_Problem:_
Make an exact copy of the listing below.

==== Materials provided

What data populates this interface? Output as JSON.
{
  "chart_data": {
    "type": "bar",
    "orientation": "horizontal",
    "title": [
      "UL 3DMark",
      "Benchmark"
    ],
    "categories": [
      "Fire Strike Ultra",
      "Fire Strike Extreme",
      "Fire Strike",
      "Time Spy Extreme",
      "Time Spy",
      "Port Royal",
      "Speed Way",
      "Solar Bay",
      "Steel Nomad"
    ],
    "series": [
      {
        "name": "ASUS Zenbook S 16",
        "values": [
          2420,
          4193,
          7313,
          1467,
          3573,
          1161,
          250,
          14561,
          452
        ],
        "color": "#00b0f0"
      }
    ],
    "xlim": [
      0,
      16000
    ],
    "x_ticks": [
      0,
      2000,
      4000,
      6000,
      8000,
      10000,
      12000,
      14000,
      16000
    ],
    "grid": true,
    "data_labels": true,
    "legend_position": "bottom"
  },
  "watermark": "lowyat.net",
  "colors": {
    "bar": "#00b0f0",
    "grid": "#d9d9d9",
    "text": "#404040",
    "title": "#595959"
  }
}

========

_Exercise solution:_
What data populates this interface? Output as JSON.
{
  "chart_data": {
    "type": "bar",
    "orientation": "horizontal",
    "title": [
      "UL 3DMark",
      "Benchmark"
    ],
    "categories": [
      "Fire Strike Ultra",
      "Fire Strike Extreme",
      "Fire Strike",
      "Time Spy Extreme",
      "Time Spy",
      "Port Royal",
      "Speed Way",
      "Solar Bay",
      "Steel Nomad"
    ],
    "series": [
      {
        "name": "ASUS Zenbook S 16",
        "values": [
          2420,
          4193,
          7313,
          1467,
          3573,
          1161,
          250,
          14561,
          452
        ],
        "color": "#00b0f0"
      }
    ],
    "xlim": [
      0,
      16000
    ],
    "x_ticks": [
      0,
      2000,
      4000,
      6000,
      8000,
      10000,
      12000,
      14000,
      16000
    ],
    "grid": true,
    "data_labels": true,
    "legend_position": "bottom"
  },
  "watermark": "lowyat.net",
  "colors": {
    "bar": "#00b0f0",
    "grid": "#d9d9d9",
    "text": "#404040",
    "title": "#595959"
  }
}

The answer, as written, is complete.